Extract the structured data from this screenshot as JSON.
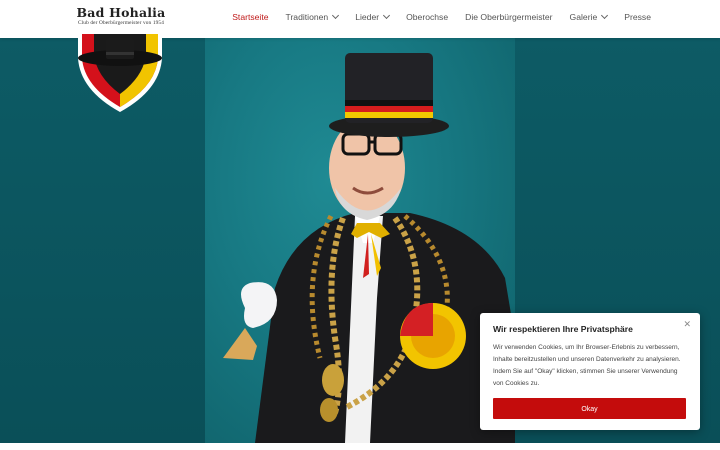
{
  "brand": {
    "name": "Bad Hohalia",
    "subtitle": "Club der Oberbürgermeister von 1954"
  },
  "nav": {
    "items": [
      {
        "label": "Startseite",
        "active": true,
        "dropdown": false
      },
      {
        "label": "Traditionen",
        "active": false,
        "dropdown": true
      },
      {
        "label": "Lieder",
        "active": false,
        "dropdown": true
      },
      {
        "label": "Oberochse",
        "active": false,
        "dropdown": false
      },
      {
        "label": "Die Oberbürgermeister",
        "active": false,
        "dropdown": false
      },
      {
        "label": "Galerie",
        "active": false,
        "dropdown": true
      },
      {
        "label": "Presse",
        "active": false,
        "dropdown": false
      }
    ]
  },
  "cookie": {
    "title": "Wir respektieren Ihre Privatsphäre",
    "text": "Wir verwenden Cookies, um Ihr Browser-Erlebnis zu verbessern, Inhalte bereitzustellen und unseren Datenverkehr zu analysieren. Indem Sie auf \"Okay\" klicken, stimmen Sie unserer Verwendung von Cookies zu.",
    "button_label": "Okay",
    "close_icon": "close-icon"
  },
  "colors": {
    "accent": "#c01a1a",
    "button": "#c40c0c",
    "hero_background": "#0c5a63"
  }
}
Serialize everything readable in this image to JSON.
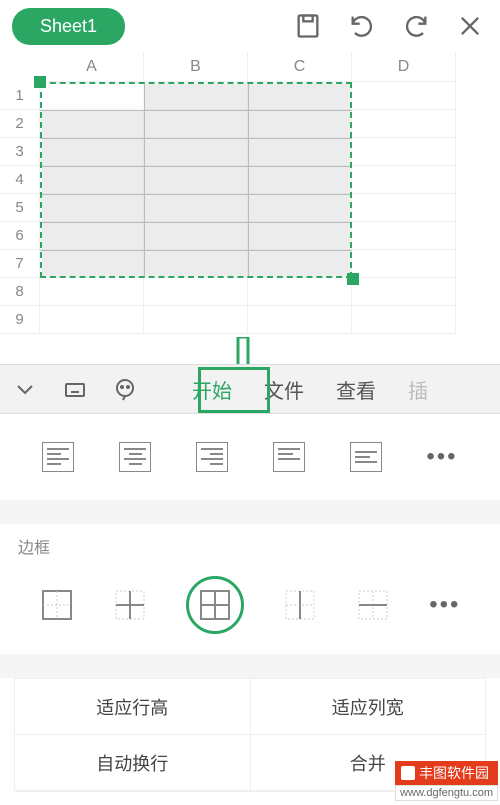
{
  "colors": {
    "accent": "#2ba763"
  },
  "topbar": {
    "sheet_label": "Sheet1",
    "icons": {
      "save": "save-icon",
      "undo": "undo-icon",
      "redo": "redo-icon",
      "close": "close-icon"
    }
  },
  "sheet": {
    "columns": [
      "A",
      "B",
      "C",
      "D"
    ],
    "rows": [
      "1",
      "2",
      "3",
      "4",
      "5",
      "6",
      "7",
      "8",
      "9"
    ],
    "selection": {
      "from": "A1",
      "to": "C7"
    }
  },
  "tabbar": {
    "collapse_icon": "chevron-down-icon",
    "keyboard_icon": "keyboard-icon",
    "assistant_icon": "assistant-icon",
    "tabs": [
      {
        "id": "start",
        "label": "开始",
        "active": true
      },
      {
        "id": "file",
        "label": "文件",
        "active": false
      },
      {
        "id": "view",
        "label": "查看",
        "active": false
      },
      {
        "id": "more",
        "label": "插",
        "active": false
      }
    ]
  },
  "align": {
    "buttons": [
      "align-left",
      "align-center",
      "align-right",
      "align-top",
      "align-middle"
    ],
    "more": "•••"
  },
  "border": {
    "label": "边框",
    "buttons": [
      "border-outer",
      "border-inner",
      "border-all",
      "border-vertical",
      "border-horizontal"
    ],
    "selected_index": 2,
    "more": "•••"
  },
  "fit": {
    "row_height": "适应行高",
    "col_width": "适应列宽",
    "wrap": "自动换行",
    "merge": "合并"
  },
  "watermark": {
    "title": "丰图软件园",
    "url": "www.dgfengtu.com"
  }
}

+---+

■ **Short problem**:
Quote all the lines above exactly as given. Do not include the pictures.

■ **Expected output**:
Extract the structured data from this screenshot as JSON.
{
  "brand": {
    "name": "Bad Hohalia",
    "subtitle": "Club der Oberbürgermeister von 1954"
  },
  "nav": {
    "items": [
      {
        "label": "Startseite",
        "active": true,
        "dropdown": false
      },
      {
        "label": "Traditionen",
        "active": false,
        "dropdown": true
      },
      {
        "label": "Lieder",
        "active": false,
        "dropdown": true
      },
      {
        "label": "Oberochse",
        "active": false,
        "dropdown": false
      },
      {
        "label": "Die Oberbürgermeister",
        "active": false,
        "dropdown": false
      },
      {
        "label": "Galerie",
        "active": false,
        "dropdown": true
      },
      {
        "label": "Presse",
        "active": false,
        "dropdown": false
      }
    ]
  },
  "cookie": {
    "title": "Wir respektieren Ihre Privatsphäre",
    "text": "Wir verwenden Cookies, um Ihr Browser-Erlebnis zu verbessern, Inhalte bereitzustellen und unseren Datenverkehr zu analysieren. Indem Sie auf \"Okay\" klicken, stimmen Sie unserer Verwendung von Cookies zu.",
    "button_label": "Okay",
    "close_icon": "close-icon"
  },
  "colors": {
    "accent": "#c01a1a",
    "button": "#c40c0c",
    "hero_background": "#0c5a63"
  }
}
Serialize everything readable in this image to JSON.
{
  "colors": {
    "accent": "#2ba763"
  },
  "topbar": {
    "sheet_label": "Sheet1",
    "icons": {
      "save": "save-icon",
      "undo": "undo-icon",
      "redo": "redo-icon",
      "close": "close-icon"
    }
  },
  "sheet": {
    "columns": [
      "A",
      "B",
      "C",
      "D"
    ],
    "rows": [
      "1",
      "2",
      "3",
      "4",
      "5",
      "6",
      "7",
      "8",
      "9"
    ],
    "selection": {
      "from": "A1",
      "to": "C7"
    }
  },
  "tabbar": {
    "collapse_icon": "chevron-down-icon",
    "keyboard_icon": "keyboard-icon",
    "assistant_icon": "assistant-icon",
    "tabs": [
      {
        "id": "start",
        "label": "开始",
        "active": true
      },
      {
        "id": "file",
        "label": "文件",
        "active": false
      },
      {
        "id": "view",
        "label": "查看",
        "active": false
      },
      {
        "id": "more",
        "label": "插",
        "active": false
      }
    ]
  },
  "align": {
    "buttons": [
      "align-left",
      "align-center",
      "align-right",
      "align-top",
      "align-middle"
    ],
    "more": "•••"
  },
  "border": {
    "label": "边框",
    "buttons": [
      "border-outer",
      "border-inner",
      "border-all",
      "border-vertical",
      "border-horizontal"
    ],
    "selected_index": 2,
    "more": "•••"
  },
  "fit": {
    "row_height": "适应行高",
    "col_width": "适应列宽",
    "wrap": "自动换行",
    "merge": "合并"
  },
  "watermark": {
    "title": "丰图软件园",
    "url": "www.dgfengtu.com"
  }
}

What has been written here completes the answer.